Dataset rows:
--- BEGIN ---
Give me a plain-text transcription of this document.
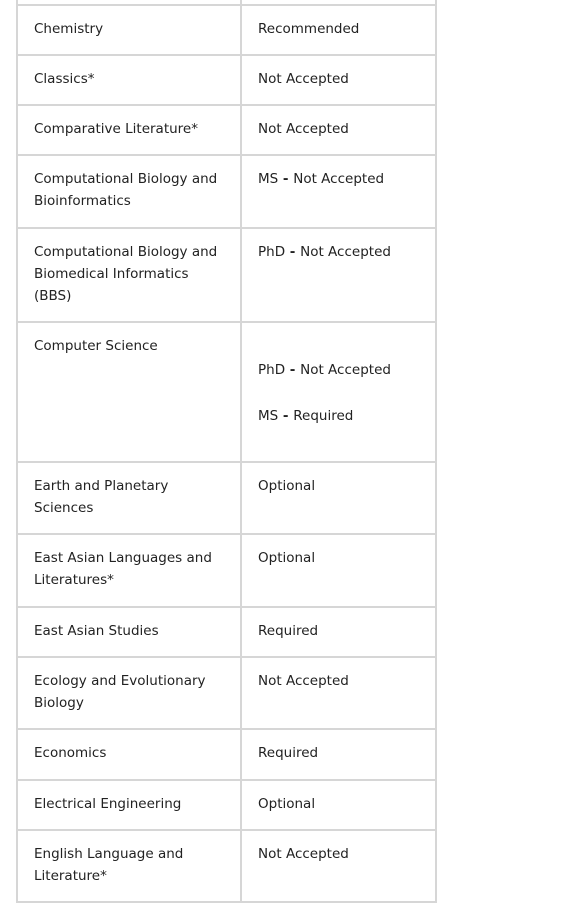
Chemistry	Recommended

Classics*	Not Accepted

Comparative Literature*	Not Accepted

Computational Biology and Bioinformatics	MS - Not Accepted

Computational Biology and Biomedical Informatics (BBS)	PhD - Not Accepted

Computer Science	PhD - Not Accepted
MS - Required

Earth and Planetary Sciences	Optional

East Asian Languages and Literatures*	Optional

East Asian Studies	Required

Ecology and Evolutionary Biology	Not Accepted

Economics	Required

Electrical Engineering	Optional

English Language and Literature*	Not Accepted
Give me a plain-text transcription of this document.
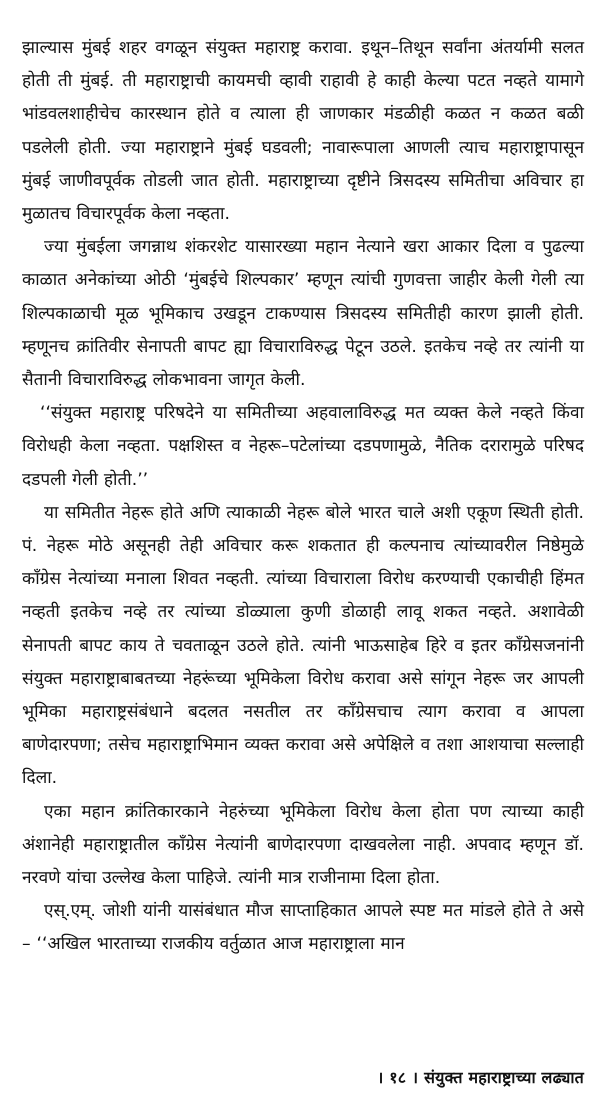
झाल्यास मुंबई शहर वगळून संयुक्त महाराष्ट्र करावा. इथून–तिथून सर्वांना अंतर्यामी सलत होती ती मुंबई. ती महाराष्ट्राची कायमची व्हावी राहावी हे काही केल्या पटत नव्हते यामागे भांडवलशाहीचेच कारस्थान होते व त्याला ही जाणकार मंडळीही कळत न कळत बळी पडलेली होती. ज्या महाराष्ट्राने मुंबई घडवली; नावारूपाला आणली त्याच महाराष्ट्रापासून मुंबई जाणीवपूर्वक तोडली जात होती. महाराष्ट्राच्या दृष्टीने त्रिसदस्य समितीचा अविचार हा मुळातच विचारपूर्वक केला नव्हता.

ज्या मुंबईला जगन्नाथ शंकरशेट यासारख्या महान नेत्याने खरा आकार दिला व पुढल्या काळात अनेकांच्या ओठी ‘मुंबईचे शिल्पकार’ म्हणून त्यांची गुणवत्ता जाहीर केली गेली त्या शिल्पकाळाची मूळ भूमिकाच उखडून टाकण्यास त्रिसदस्य समितीही कारण झाली होती. म्हणूनच क्रांतिवीर सेनापती बापट ह्या विचाराविरुद्ध पेटून उठले. इतकेच नव्हे तर त्यांनी या सैतानी विचाराविरुद्ध लोकभावना जागृत केली.

‘‘संयुक्त महाराष्ट्र परिषदेने या समितीच्या अहवालाविरुद्ध मत व्यक्त केले नव्हते किंवा विरोधही केला नव्हता. पक्षशिस्त व नेहरू–पटेलांच्या दडपणामुळे, नैतिक दरारामुळे परिषद दडपली गेली होती.’’

या समितीत नेहरू होते अणि त्याकाळी नेहरू बोले भारत चाले अशी एकूण स्थिती होती. पं. नेहरू मोठे असूनही तेही अविचार करू शकतात ही कल्पनाच त्यांच्यावरील निष्ठेमुळे काँग्रेस नेत्यांच्या मनाला शिवत नव्हती. त्यांच्या विचाराला विरोध करण्याची एकाचीही हिंमत नव्हती इतकेच नव्हे तर त्यांच्या डोळ्याला कुणी डोळाही लावू शकत नव्हते. अशावेळी सेनापती बापट काय ते चवताळून उठले होते. त्यांनी भाऊसाहेब हिरे व इतर काँग्रेसजनांनी संयुक्त महाराष्ट्राबाबतच्या नेहरूंच्या भूमिकेला विरोध करावा असे सांगून नेहरू जर आपली भूमिका महाराष्ट्रसंबंधाने बदलत नसतील तर काँग्रेसचाच त्याग करावा व आपला बाणेदारपणा; तसेच महाराष्ट्राभिमान व्यक्त करावा असे अपेक्षिले व तशा आशयाचा सल्लाही दिला.

एका महान क्रांतिकारकाने नेहरुंच्या भूमिकेला विरोध केला होता पण त्याच्या काही अंशानेही महाराष्ट्रातील काँग्रेस नेत्यांनी बाणेदारपणा दाखवलेला नाही. अपवाद म्हणून डॉ. नरवणे यांचा उल्लेख केला पाहिजे. त्यांनी मात्र राजीनामा दिला होता.

एस्.एम्. जोशी यांनी यासंबंधात मौज साप्ताहिकात आपले स्पष्ट मत मांडले होते ते असे – ‘‘अखिल भारताच्या राजकीय वर्तुळात आज महाराष्ट्राला मान

। १८ । संयुक्त महाराष्ट्राच्या लढ्यात
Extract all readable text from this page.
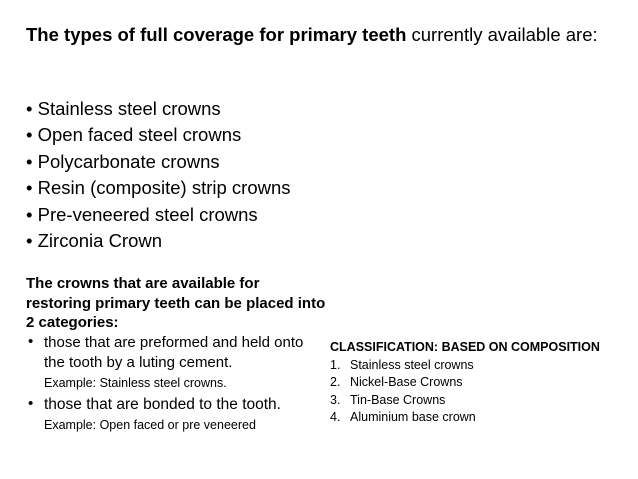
The types of full coverage for primary teeth currently available are:
• Stainless steel crowns
• Open faced steel crowns
• Polycarbonate crowns
• Resin (composite) strip crowns
• Pre-veneered steel crowns
• Zirconia Crown
The crowns that are available for restoring primary teeth can be placed into 2 categories:
• those that are preformed and held onto the tooth by a luting cement.
Example: Stainless steel crowns.
• those that are bonded to the tooth.
Example: Open faced or pre veneered
CLASSIFICATION: BASED ON COMPOSITION
1. Stainless steel crowns
2. Nickel-Base Crowns
3. Tin-Base Crowns
4. Aluminium base crown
--- END ---
• **Work to complete**
Among the entries above, identify all lines with "veneered" and copy them.

• **Problem solution**
• Pre-veneered steel crowns
Example: Open faced or pre veneered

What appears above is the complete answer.